■ WORK TO COMPLETE
Reproduce the data below in full and exclude every picture.

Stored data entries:
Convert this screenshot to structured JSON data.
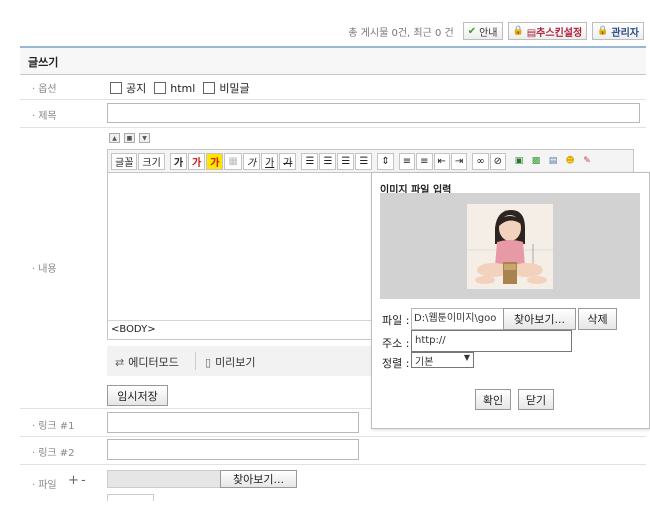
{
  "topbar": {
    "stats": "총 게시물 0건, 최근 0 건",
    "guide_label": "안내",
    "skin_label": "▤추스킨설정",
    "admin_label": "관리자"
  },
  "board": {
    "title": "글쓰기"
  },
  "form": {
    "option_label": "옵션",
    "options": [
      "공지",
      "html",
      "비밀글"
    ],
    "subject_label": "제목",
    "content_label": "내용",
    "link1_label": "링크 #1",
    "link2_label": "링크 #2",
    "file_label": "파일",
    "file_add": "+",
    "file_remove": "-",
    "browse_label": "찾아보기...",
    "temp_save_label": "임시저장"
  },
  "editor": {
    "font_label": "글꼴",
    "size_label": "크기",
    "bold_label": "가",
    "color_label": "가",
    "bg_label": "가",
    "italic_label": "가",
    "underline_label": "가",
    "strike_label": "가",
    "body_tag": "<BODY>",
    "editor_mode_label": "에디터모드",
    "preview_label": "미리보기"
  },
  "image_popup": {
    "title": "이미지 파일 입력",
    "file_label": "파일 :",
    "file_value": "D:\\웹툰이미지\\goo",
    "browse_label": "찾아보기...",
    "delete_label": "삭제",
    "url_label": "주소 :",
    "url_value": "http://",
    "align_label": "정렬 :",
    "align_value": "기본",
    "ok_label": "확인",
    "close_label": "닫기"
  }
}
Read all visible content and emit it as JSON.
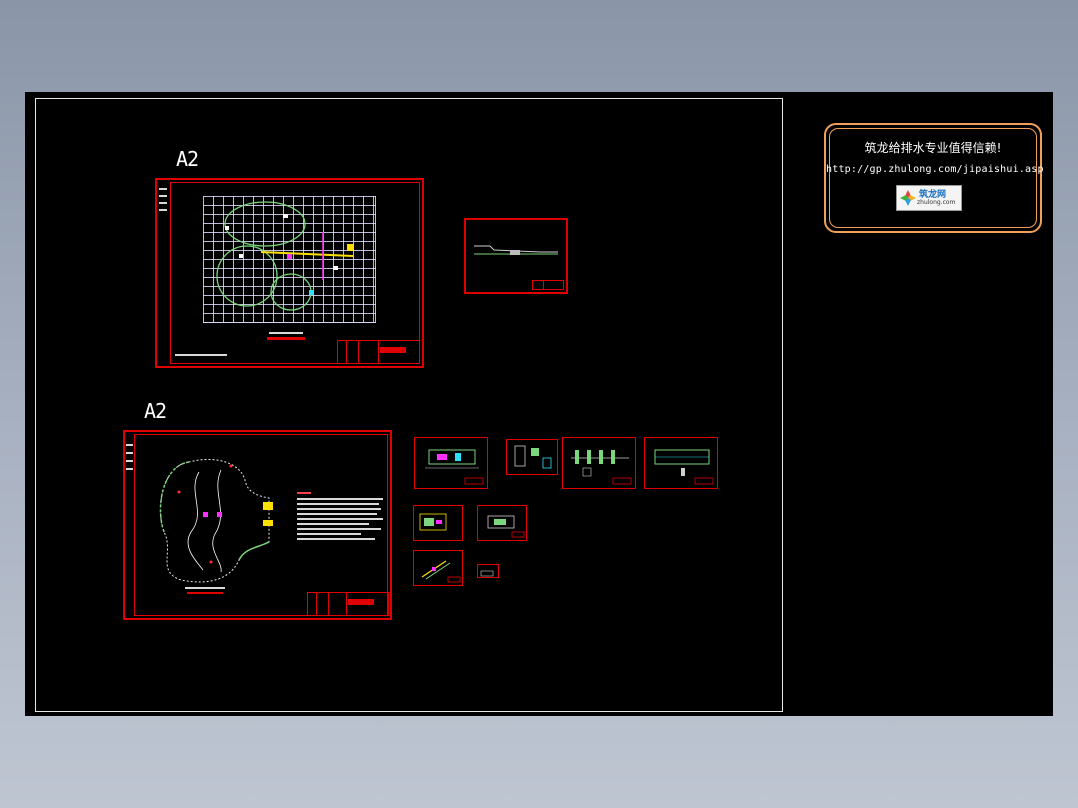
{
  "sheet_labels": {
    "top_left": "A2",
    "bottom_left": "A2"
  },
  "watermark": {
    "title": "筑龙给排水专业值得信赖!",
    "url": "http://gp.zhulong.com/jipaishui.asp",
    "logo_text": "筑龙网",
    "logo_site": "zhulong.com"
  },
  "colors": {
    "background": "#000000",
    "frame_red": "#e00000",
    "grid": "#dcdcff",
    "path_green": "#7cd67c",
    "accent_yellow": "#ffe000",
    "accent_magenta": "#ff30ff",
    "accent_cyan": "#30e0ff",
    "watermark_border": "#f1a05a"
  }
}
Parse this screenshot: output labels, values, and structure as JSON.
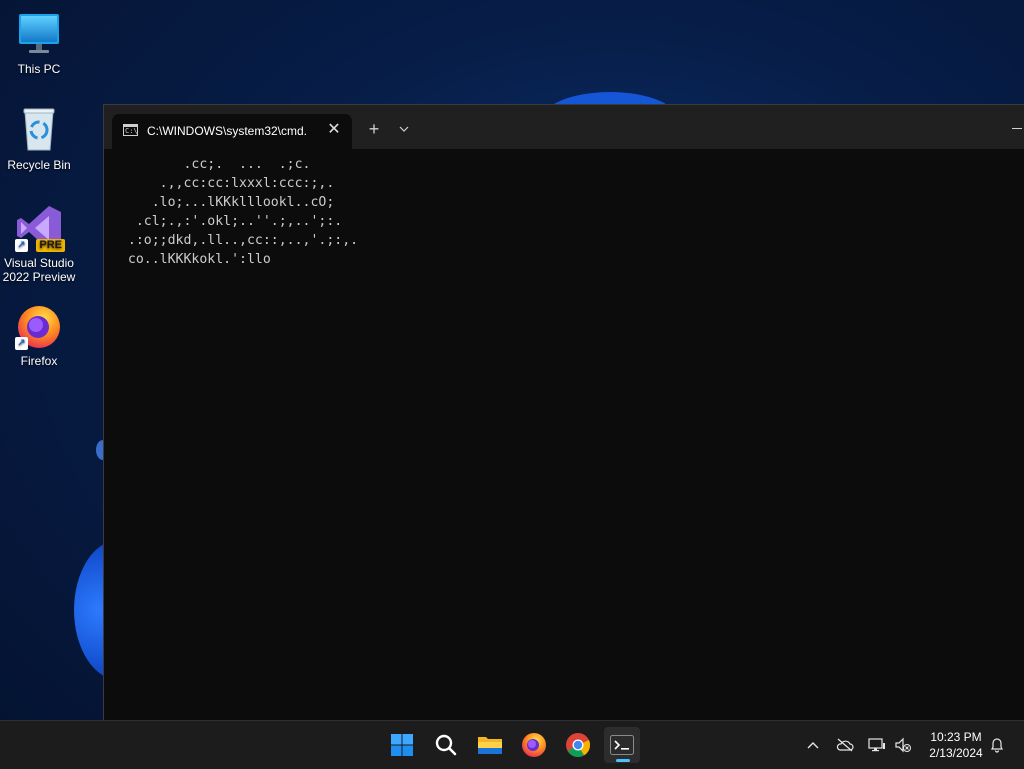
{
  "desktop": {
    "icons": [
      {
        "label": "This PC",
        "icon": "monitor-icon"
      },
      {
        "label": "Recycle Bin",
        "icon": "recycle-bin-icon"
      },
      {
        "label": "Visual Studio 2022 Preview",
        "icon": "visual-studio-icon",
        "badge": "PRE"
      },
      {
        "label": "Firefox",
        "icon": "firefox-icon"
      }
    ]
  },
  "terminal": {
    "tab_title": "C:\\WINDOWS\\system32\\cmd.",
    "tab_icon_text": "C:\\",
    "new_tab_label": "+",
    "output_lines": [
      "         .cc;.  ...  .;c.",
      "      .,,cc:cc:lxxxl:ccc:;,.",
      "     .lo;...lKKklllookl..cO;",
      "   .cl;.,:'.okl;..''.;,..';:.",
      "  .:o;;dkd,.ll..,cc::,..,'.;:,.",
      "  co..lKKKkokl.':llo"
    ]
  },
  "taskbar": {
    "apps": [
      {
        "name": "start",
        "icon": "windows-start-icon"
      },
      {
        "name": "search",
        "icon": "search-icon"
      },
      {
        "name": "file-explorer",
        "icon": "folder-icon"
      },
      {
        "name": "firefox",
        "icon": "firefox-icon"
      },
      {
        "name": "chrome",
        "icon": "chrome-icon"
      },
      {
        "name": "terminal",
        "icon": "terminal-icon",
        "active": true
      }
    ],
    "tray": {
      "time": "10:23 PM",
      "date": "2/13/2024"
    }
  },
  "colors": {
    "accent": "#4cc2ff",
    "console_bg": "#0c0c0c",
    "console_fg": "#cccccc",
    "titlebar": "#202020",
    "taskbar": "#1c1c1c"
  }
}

■ CORRECT RESULT
Convert this screenshot to structured JSON data.
{
  "topbar": {
    "stats": "총 게시물 0건, 최근 0 건",
    "guide_label": "안내",
    "skin_label": "▤추스킨설정",
    "admin_label": "관리자"
  },
  "board": {
    "title": "글쓰기"
  },
  "form": {
    "option_label": "옵션",
    "options": [
      "공지",
      "html",
      "비밀글"
    ],
    "subject_label": "제목",
    "content_label": "내용",
    "link1_label": "링크 #1",
    "link2_label": "링크 #2",
    "file_label": "파일",
    "file_add": "+",
    "file_remove": "-",
    "browse_label": "찾아보기...",
    "temp_save_label": "임시저장"
  },
  "editor": {
    "font_label": "글꼴",
    "size_label": "크기",
    "bold_label": "가",
    "color_label": "가",
    "bg_label": "가",
    "italic_label": "가",
    "underline_label": "가",
    "strike_label": "가",
    "body_tag": "<BODY>",
    "editor_mode_label": "에디터모드",
    "preview_label": "미리보기"
  },
  "image_popup": {
    "title": "이미지 파일 입력",
    "file_label": "파일 :",
    "file_value": "D:\\웹툰이미지\\goo",
    "browse_label": "찾아보기...",
    "delete_label": "삭제",
    "url_label": "주소 :",
    "url_value": "http://",
    "align_label": "정렬 :",
    "align_value": "기본",
    "ok_label": "확인",
    "close_label": "닫기"
  }
}
Read all visible content and emit it as JSON.
{
  "sheet_labels": {
    "top_left": "A2",
    "bottom_left": "A2"
  },
  "watermark": {
    "title": "筑龙给排水专业值得信赖!",
    "url": "http://gp.zhulong.com/jipaishui.asp",
    "logo_text": "筑龙网",
    "logo_site": "zhulong.com"
  },
  "colors": {
    "background": "#000000",
    "frame_red": "#e00000",
    "grid": "#dcdcff",
    "path_green": "#7cd67c",
    "accent_yellow": "#ffe000",
    "accent_magenta": "#ff30ff",
    "accent_cyan": "#30e0ff",
    "watermark_border": "#f1a05a"
  }
}
Parse this screenshot: output labels, values, and structure as JSON.
{
  "desktop": {
    "icons": [
      {
        "label": "This PC",
        "icon": "monitor-icon"
      },
      {
        "label": "Recycle Bin",
        "icon": "recycle-bin-icon"
      },
      {
        "label": "Visual Studio 2022 Preview",
        "icon": "visual-studio-icon",
        "badge": "PRE"
      },
      {
        "label": "Firefox",
        "icon": "firefox-icon"
      }
    ]
  },
  "terminal": {
    "tab_title": "C:\\WINDOWS\\system32\\cmd.",
    "tab_icon_text": "C:\\",
    "new_tab_label": "+",
    "output_lines": [
      "         .cc;.  ...  .;c.",
      "      .,,cc:cc:lxxxl:ccc:;,.",
      "     .lo;...lKKklllookl..cO;",
      "   .cl;.,:'.okl;..''.;,..';:.",
      "  .:o;;dkd,.ll..,cc::,..,'.;:,.",
      "  co..lKKKkokl.':llo"
    ]
  },
  "taskbar": {
    "apps": [
      {
        "name": "start",
        "icon": "windows-start-icon"
      },
      {
        "name": "search",
        "icon": "search-icon"
      },
      {
        "name": "file-explorer",
        "icon": "folder-icon"
      },
      {
        "name": "firefox",
        "icon": "firefox-icon"
      },
      {
        "name": "chrome",
        "icon": "chrome-icon"
      },
      {
        "name": "terminal",
        "icon": "terminal-icon",
        "active": true
      }
    ],
    "tray": {
      "time": "10:23 PM",
      "date": "2/13/2024"
    }
  },
  "colors": {
    "accent": "#4cc2ff",
    "console_bg": "#0c0c0c",
    "console_fg": "#cccccc",
    "titlebar": "#202020",
    "taskbar": "#1c1c1c"
  }
}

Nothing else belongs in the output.